• [Stated goal]: Without the pictures, output the records below word for word.
[Begin Provided records]
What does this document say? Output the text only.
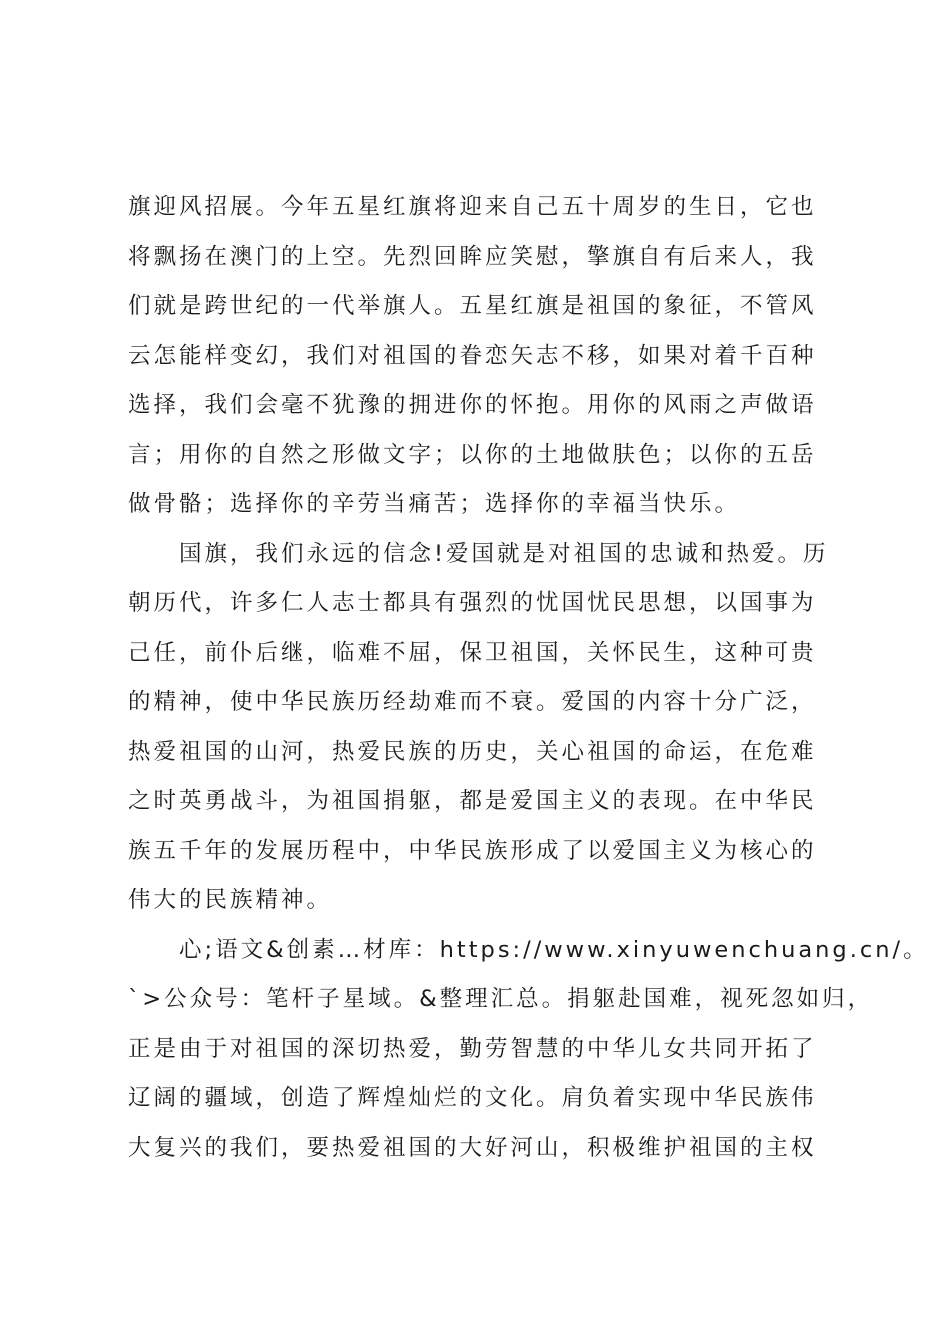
旗迎风招展。今年五星红旗将迎来自己五十周岁的生日，它也
将飘扬在澳门的上空。先烈回眸应笑慰，擎旗自有后来人，我
们就是跨世纪的一代举旗人。五星红旗是祖国的象征，不管风
云怎能样变幻，我们对祖国的眷恋矢志不移，如果对着千百种
选择，我们会毫不犹豫的拥进你的怀抱。用你的风雨之声做语
言；用你的自然之形做文字；以你的土地做肤色；以你的五岳
做骨骼；选择你的辛劳当痛苦；选择你的幸福当快乐。
　　国旗，我们永远的信念!爱国就是对祖国的忠诚和热爱。历
朝历代，许多仁人志士都具有强烈的忧国忧民思想，以国事为
己任，前仆后继，临难不屈，保卫祖国，关怀民生，这种可贵
的精神，使中华民族历经劫难而不衰。爱国的内容十分广泛，
热爱祖国的山河，热爱民族的历史，关心祖国的命运，在危难
之时英勇战斗，为祖国捐躯，都是爱国主义的表现。在中华民
族五千年的发展历程中，中华民族形成了以爱国主义为核心的
伟大的民族精神。
　　心;语文&创素…材库：https://www.xinyuwenchuang.cn/。
`>公众号：笔杆子星域。&整理汇总。捐躯赴国难，视死忽如归，
正是由于对祖国的深切热爱，勤劳智慧的中华儿女共同开拓了
辽阔的疆域，创造了辉煌灿烂的文化。肩负着实现中华民族伟
大复兴的我们，要热爱祖国的大好河山，积极维护祖国的主权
[End Provided records]
• [Result for this task]:
What does this document say? Output the text only.
旗迎风招展。今年五星红旗将迎来自己五十周岁的生日，它也
将飘扬在澳门的上空。先烈回眸应笑慰，擎旗自有后来人，我
们就是跨世纪的一代举旗人。五星红旗是祖国的象征，不管风
云怎能样变幻，我们对祖国的眷恋矢志不移，如果对着千百种
选择，我们会毫不犹豫的拥进你的怀抱。用你的风雨之声做语
言；用你的自然之形做文字；以你的土地做肤色；以你的五岳
做骨骼；选择你的辛劳当痛苦；选择你的幸福当快乐。
　　国旗，我们永远的信念!爱国就是对祖国的忠诚和热爱。历
朝历代，许多仁人志士都具有强烈的忧国忧民思想，以国事为
己任，前仆后继，临难不屈，保卫祖国，关怀民生，这种可贵
的精神，使中华民族历经劫难而不衰。爱国的内容十分广泛，
热爱祖国的山河，热爱民族的历史，关心祖国的命运，在危难
之时英勇战斗，为祖国捐躯，都是爱国主义的表现。在中华民
族五千年的发展历程中，中华民族形成了以爱国主义为核心的
伟大的民族精神。
　　心;语文&创素…材库：https://www.xinyuwenchuang.cn/。
`>公众号：笔杆子星域。&整理汇总。捐躯赴国难，视死忽如归，
正是由于对祖国的深切热爱，勤劳智慧的中华儿女共同开拓了
辽阔的疆域，创造了辉煌灿烂的文化。肩负着实现中华民族伟
大复兴的我们，要热爱祖国的大好河山，积极维护祖国的主权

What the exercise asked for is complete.